** BEGIN MATERIAL TO PROCESS **

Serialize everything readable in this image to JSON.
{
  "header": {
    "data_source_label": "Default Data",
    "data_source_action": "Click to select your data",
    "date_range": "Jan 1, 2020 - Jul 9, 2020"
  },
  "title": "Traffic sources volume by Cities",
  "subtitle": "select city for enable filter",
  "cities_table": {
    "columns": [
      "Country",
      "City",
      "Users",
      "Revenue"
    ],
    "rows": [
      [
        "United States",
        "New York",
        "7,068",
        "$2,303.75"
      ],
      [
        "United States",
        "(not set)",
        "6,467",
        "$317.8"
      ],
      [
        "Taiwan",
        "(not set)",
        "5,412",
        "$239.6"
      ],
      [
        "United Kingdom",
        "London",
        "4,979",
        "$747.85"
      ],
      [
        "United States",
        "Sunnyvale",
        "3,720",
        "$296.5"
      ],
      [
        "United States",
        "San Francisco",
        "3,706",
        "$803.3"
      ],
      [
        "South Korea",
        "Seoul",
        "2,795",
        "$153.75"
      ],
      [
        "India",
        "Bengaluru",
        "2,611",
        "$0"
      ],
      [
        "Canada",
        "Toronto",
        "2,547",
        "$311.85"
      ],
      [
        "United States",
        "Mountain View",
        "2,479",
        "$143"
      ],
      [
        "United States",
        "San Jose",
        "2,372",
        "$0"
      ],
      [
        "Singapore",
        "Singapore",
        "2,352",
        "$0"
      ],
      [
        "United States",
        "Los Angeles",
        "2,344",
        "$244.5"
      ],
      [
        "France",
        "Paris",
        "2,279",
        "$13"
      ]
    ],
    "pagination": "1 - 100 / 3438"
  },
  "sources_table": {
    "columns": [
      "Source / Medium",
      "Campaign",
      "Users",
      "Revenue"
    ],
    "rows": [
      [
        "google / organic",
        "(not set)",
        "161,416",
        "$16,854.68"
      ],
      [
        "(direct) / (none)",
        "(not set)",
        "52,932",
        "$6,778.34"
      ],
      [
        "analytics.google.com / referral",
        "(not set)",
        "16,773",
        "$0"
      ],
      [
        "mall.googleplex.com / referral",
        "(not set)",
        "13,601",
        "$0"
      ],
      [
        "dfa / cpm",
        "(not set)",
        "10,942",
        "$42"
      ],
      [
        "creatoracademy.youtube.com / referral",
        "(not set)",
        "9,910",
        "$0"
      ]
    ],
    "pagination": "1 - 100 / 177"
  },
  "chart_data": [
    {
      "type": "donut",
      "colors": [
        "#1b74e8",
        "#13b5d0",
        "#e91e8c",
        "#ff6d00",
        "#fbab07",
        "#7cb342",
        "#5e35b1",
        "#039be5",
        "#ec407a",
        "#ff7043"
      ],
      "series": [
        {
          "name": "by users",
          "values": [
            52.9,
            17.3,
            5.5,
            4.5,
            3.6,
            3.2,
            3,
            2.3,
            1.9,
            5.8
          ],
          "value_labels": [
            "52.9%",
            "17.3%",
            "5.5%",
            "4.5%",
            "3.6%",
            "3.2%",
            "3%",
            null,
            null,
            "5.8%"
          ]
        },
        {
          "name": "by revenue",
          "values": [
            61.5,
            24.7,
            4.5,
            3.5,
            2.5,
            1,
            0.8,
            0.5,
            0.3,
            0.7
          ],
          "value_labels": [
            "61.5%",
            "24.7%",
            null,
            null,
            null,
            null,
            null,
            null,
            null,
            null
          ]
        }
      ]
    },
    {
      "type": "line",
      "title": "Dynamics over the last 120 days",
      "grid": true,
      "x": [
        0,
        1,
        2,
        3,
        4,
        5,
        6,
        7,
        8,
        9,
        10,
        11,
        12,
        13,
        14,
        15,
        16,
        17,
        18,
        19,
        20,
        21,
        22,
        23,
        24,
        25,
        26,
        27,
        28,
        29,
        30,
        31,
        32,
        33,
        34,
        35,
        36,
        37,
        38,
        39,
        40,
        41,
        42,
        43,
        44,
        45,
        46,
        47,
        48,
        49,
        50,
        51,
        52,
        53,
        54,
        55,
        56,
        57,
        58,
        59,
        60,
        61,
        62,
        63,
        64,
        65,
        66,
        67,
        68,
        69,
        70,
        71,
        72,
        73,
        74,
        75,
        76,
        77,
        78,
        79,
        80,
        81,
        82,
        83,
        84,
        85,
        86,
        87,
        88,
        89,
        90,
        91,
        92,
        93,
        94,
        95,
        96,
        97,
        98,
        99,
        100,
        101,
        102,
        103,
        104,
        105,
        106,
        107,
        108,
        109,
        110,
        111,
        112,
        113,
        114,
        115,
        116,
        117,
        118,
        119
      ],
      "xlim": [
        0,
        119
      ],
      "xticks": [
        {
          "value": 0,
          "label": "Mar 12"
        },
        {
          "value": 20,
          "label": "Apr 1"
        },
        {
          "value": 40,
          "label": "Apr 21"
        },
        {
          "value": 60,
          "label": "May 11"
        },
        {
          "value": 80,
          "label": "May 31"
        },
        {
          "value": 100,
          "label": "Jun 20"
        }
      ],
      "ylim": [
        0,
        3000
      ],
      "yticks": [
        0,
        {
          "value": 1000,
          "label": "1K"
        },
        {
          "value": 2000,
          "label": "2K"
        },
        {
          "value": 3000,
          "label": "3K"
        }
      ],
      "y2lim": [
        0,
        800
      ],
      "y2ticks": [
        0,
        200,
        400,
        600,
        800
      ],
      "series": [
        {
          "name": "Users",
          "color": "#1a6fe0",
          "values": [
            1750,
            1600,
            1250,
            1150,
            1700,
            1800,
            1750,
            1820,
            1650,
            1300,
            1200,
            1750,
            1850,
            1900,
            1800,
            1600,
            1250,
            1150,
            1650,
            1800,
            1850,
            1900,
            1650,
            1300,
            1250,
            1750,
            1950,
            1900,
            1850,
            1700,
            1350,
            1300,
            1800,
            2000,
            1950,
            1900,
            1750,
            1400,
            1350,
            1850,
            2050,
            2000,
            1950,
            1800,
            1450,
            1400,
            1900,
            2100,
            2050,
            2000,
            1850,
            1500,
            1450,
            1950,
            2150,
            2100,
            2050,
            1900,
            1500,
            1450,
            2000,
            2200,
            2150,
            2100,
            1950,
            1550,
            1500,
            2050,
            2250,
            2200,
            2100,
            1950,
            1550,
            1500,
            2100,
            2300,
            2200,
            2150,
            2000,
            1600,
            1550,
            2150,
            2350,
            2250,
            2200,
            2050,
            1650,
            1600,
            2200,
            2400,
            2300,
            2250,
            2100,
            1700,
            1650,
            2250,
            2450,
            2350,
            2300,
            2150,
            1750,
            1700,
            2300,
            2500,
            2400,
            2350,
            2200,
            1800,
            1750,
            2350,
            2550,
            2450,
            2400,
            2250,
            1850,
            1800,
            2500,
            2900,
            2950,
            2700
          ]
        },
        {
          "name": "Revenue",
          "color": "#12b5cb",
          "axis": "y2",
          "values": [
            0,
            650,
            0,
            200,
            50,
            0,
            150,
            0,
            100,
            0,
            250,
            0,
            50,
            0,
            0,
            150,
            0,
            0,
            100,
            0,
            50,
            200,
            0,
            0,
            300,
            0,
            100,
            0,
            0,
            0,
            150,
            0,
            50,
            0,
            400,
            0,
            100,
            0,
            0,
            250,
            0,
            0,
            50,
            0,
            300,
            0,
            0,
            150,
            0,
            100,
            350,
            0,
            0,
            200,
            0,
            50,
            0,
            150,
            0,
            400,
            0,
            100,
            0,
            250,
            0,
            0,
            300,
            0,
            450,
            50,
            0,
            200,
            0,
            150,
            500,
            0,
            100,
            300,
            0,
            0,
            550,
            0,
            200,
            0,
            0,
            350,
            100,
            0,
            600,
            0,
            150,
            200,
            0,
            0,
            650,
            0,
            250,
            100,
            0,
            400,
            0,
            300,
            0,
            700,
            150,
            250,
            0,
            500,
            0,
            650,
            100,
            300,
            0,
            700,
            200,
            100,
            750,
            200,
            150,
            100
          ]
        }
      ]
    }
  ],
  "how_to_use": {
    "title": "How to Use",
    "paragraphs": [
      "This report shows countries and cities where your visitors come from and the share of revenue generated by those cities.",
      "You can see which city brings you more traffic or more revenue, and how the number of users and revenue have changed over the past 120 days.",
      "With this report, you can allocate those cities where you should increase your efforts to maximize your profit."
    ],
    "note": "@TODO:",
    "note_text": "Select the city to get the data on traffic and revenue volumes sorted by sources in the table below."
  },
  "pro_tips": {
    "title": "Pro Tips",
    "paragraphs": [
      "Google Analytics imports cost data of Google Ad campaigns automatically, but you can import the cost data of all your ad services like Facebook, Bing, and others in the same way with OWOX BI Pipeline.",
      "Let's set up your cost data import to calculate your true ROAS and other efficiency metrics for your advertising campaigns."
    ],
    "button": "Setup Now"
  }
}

** END MATERIAL TO PROCESS **

Find the lines containing "over" and pull them out.

      "title": "Dynamics over the last 120 days",
      "You can see which city brings you more traffic or more revenue, and how the number of users and revenue have changed over the past 120 days.",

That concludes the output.